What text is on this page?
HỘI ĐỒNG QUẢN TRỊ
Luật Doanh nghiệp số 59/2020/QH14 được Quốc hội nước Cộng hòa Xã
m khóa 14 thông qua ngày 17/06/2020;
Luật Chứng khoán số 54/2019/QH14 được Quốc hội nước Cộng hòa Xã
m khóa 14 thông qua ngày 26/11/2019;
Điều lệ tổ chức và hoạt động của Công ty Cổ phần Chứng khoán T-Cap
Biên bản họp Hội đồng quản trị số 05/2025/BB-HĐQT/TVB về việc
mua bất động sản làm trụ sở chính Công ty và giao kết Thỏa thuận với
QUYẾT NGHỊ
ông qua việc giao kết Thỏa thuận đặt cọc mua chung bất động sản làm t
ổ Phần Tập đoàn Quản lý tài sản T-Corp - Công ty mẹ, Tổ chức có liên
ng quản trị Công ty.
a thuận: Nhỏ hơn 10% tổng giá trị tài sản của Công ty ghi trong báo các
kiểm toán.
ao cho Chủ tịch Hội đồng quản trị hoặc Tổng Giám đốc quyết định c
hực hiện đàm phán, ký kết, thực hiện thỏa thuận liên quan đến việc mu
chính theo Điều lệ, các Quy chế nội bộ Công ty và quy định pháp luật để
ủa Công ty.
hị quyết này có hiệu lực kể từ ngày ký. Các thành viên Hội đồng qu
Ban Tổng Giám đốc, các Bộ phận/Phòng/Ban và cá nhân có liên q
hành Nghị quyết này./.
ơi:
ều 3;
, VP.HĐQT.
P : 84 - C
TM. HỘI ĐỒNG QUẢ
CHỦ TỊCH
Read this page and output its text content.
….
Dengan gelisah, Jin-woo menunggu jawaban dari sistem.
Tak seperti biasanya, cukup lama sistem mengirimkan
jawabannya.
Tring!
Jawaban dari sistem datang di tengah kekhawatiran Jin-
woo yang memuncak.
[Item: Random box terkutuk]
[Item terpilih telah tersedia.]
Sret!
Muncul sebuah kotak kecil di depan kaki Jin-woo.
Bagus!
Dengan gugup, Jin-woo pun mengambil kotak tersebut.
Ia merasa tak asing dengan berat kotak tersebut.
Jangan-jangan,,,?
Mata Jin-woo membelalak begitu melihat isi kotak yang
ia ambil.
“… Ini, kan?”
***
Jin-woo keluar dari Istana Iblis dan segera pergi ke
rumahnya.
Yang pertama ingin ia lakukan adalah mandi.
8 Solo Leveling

◇ ◇ ◇ ◇

_Task to complete_.
Please output the entries above, every line exactly as it reads.

_Result of this task_.
What text is on this page?
HỘI ĐỒNG QUẢN TRỊ
Luật Doanh nghiệp số 59/2020/QH14 được Quốc hội nước Cộng hòa Xã
m khóa 14 thông qua ngày 17/06/2020;
Luật Chứng khoán số 54/2019/QH14 được Quốc hội nước Cộng hòa Xã
m khóa 14 thông qua ngày 26/11/2019;
Điều lệ tổ chức và hoạt động của Công ty Cổ phần Chứng khoán T-Cap
Biên bản họp Hội đồng quản trị số 05/2025/BB-HĐQT/TVB về việc
mua bất động sản làm trụ sở chính Công ty và giao kết Thỏa thuận với
QUYẾT NGHỊ
ông qua việc giao kết Thỏa thuận đặt cọc mua chung bất động sản làm t
ổ Phần Tập đoàn Quản lý tài sản T-Corp - Công ty mẹ, Tổ chức có liên
ng quản trị Công ty.
a thuận: Nhỏ hơn 10% tổng giá trị tài sản của Công ty ghi trong báo các
kiểm toán.
ao cho Chủ tịch Hội đồng quản trị hoặc Tổng Giám đốc quyết định c
hực hiện đàm phán, ký kết, thực hiện thỏa thuận liên quan đến việc mu
chính theo Điều lệ, các Quy chế nội bộ Công ty và quy định pháp luật để
ủa Công ty.
hị quyết này có hiệu lực kể từ ngày ký. Các thành viên Hội đồng qu
Ban Tổng Giám đốc, các Bộ phận/Phòng/Ban và cá nhân có liên q
hành Nghị quyết này./.
ơi:
ều 3;
, VP.HĐQT.
P : 84 - C
TM. HỘI ĐỒNG QUẢ
CHỦ TỊCH
Read this page and output its text content.
….
Dengan gelisah, Jin-woo menunggu jawaban dari sistem.
Tak seperti biasanya, cukup lama sistem mengirimkan
jawabannya.
Tring!
Jawaban dari sistem datang di tengah kekhawatiran Jin-
woo yang memuncak.
[Item: Random box terkutuk]
[Item terpilih telah tersedia.]
Sret!
Muncul sebuah kotak kecil di depan kaki Jin-woo.
Bagus!
Dengan gugup, Jin-woo pun mengambil kotak tersebut.
Ia merasa tak asing dengan berat kotak tersebut.
Jangan-jangan,,,?
Mata Jin-woo membelalak begitu melihat isi kotak yang
ia ambil.
“… Ini, kan?”
***
Jin-woo keluar dari Istana Iblis dan segera pergi ke
rumahnya.
Yang pertama ingin ia lakukan adalah mandi.
8 Solo Leveling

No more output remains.